Written problem 1: Duplicate the rows that follow the text about Myles Dillon, beginning at the first row and stopping after the line that contains "bookmark-star-icon[interactable] [1202,57,1220,75]".
++++++++++
Myles Patrick Dillon (11 April 1900 – 18 June 1972) was an Irish scholar whose primary interests were comparative philology, Celtic studies, and Sanskrit.

Life
Myles Dillon was born in Dublin; he was one of six children of John Dillon and his wife Elizabeth Mathew; James Dillon, the leader of Fine Gael, was his younger brother.

Myles Dillon graduated from University College Dublin, than travelled to Germany and France, where he studied in deep Old Irish and Celtic philology under Joseph Vendryes and Rudolf Thurneysen. Dillon taught Sanskrit and comparative philology in Trinity College, Dublin (1928–1930) and University College, Dublin (1930–1937). In 1937 moved to USA, where he taught Irish in the University of Madison (his son John M. Dillon was born in Madison), in 1946–1947 taught in Chicago. On his return to Ireland worked in the School of Celtic Studies in Dublin Institute for Advanced Studies; was the director of the School from 1960 till 1968, edited Celtica. Volume 11 of Celtica is dedicated to his memory. From 1966 to 1967 he was President of the Royal Irish Academy.
++++++++++
Written problem 2: Set down the part of the text about Myles Dillon above that begins at the words "Myles Patrick Dillon" and ends after "studies, and Sanskrit.", with no changes.

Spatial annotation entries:
++++++++++
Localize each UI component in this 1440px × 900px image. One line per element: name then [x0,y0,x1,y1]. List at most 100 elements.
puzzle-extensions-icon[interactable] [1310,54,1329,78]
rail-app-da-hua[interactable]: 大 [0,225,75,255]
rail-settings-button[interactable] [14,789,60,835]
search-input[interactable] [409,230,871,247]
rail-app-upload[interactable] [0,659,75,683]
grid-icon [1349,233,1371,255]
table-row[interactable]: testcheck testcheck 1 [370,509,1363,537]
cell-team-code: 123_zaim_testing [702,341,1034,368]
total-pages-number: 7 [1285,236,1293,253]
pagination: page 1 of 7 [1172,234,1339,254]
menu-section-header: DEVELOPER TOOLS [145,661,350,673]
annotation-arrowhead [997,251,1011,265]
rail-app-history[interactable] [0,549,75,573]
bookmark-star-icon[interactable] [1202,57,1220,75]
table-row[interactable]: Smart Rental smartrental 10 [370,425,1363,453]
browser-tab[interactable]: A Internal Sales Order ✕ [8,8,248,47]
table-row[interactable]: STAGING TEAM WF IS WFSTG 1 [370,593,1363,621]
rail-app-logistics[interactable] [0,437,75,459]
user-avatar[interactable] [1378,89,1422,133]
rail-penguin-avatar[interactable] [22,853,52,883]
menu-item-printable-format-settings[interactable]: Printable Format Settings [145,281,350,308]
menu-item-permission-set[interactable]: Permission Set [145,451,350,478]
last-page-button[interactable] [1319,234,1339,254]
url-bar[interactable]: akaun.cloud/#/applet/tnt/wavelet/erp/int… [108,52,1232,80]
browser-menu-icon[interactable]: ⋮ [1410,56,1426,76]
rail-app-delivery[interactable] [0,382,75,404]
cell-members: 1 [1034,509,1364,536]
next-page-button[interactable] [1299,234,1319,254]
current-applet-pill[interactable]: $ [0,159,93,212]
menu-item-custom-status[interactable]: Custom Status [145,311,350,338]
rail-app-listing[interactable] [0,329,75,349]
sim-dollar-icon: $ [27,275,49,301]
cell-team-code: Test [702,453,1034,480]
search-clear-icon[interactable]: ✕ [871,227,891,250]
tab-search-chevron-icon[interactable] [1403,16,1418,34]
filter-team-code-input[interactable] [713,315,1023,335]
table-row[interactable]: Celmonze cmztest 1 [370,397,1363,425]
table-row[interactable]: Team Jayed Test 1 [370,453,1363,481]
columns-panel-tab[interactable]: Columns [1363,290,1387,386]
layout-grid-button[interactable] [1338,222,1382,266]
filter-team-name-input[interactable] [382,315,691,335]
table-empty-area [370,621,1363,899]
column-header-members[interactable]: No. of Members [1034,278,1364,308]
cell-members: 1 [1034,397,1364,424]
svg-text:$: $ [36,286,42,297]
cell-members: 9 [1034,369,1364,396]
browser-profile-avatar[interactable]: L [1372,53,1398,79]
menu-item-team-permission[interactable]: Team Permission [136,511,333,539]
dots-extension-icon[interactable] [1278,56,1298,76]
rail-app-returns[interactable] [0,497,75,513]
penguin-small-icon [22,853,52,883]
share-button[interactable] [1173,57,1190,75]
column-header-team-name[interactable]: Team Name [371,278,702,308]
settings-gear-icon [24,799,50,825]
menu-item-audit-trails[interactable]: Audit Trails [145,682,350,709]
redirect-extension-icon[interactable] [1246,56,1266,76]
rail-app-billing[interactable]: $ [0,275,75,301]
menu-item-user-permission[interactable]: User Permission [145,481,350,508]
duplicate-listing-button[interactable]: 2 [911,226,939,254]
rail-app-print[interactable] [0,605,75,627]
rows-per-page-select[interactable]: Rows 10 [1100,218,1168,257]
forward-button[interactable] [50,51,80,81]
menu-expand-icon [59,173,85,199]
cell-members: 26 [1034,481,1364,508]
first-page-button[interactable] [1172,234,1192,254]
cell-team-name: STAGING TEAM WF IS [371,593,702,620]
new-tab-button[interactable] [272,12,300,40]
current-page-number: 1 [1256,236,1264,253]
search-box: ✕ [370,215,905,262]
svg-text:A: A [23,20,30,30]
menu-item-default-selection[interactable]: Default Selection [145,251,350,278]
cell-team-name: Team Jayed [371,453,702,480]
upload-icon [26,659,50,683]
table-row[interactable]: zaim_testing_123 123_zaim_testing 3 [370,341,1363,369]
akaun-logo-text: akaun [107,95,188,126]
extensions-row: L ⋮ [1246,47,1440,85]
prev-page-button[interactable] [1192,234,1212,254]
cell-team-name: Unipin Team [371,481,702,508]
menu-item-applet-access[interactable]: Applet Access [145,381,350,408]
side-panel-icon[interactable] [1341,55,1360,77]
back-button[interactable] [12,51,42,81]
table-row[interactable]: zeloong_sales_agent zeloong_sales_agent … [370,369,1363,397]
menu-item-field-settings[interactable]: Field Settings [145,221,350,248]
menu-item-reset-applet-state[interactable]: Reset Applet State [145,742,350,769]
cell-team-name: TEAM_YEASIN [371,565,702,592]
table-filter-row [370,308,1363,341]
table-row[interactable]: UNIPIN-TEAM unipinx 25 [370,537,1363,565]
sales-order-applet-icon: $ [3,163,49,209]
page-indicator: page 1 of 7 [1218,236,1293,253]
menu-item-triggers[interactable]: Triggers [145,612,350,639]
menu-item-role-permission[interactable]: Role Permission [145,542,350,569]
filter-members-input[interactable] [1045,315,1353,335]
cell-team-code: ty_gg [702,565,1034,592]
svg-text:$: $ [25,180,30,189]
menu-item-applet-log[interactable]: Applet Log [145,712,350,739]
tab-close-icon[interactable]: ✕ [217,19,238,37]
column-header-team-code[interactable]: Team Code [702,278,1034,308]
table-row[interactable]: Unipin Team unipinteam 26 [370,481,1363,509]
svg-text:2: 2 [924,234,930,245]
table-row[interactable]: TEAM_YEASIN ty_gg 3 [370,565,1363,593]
++++++++++
Complete answer 1:
Localize each UI component in this 1440px × 900px image. One line per element: name then [x0,y0,x1,y1]. List at most 100 elements.
puzzle-extensions-icon[interactable] [1310,54,1329,78]
rail-app-da-hua[interactable]: 大 [0,225,75,255]
rail-settings-button[interactable] [14,789,60,835]
search-input[interactable] [409,230,871,247]
rail-app-upload[interactable] [0,659,75,683]
grid-icon [1349,233,1371,255]
table-row[interactable]: testcheck testcheck 1 [370,509,1363,537]
cell-team-code: 123_zaim_testing [702,341,1034,368]
total-pages-number: 7 [1285,236,1293,253]
pagination: page 1 of 7 [1172,234,1339,254]
menu-section-header: DEVELOPER TOOLS [145,661,350,673]
annotation-arrowhead [997,251,1011,265]
rail-app-history[interactable] [0,549,75,573]
bookmark-star-icon[interactable] [1202,57,1220,75]

Complete answer 2:
Myles Patrick Dillon (11 April 1900 – 18 June 1972) was an Irish scholar whose primary interests were comparative philology, Celtic studies, and Sanskrit.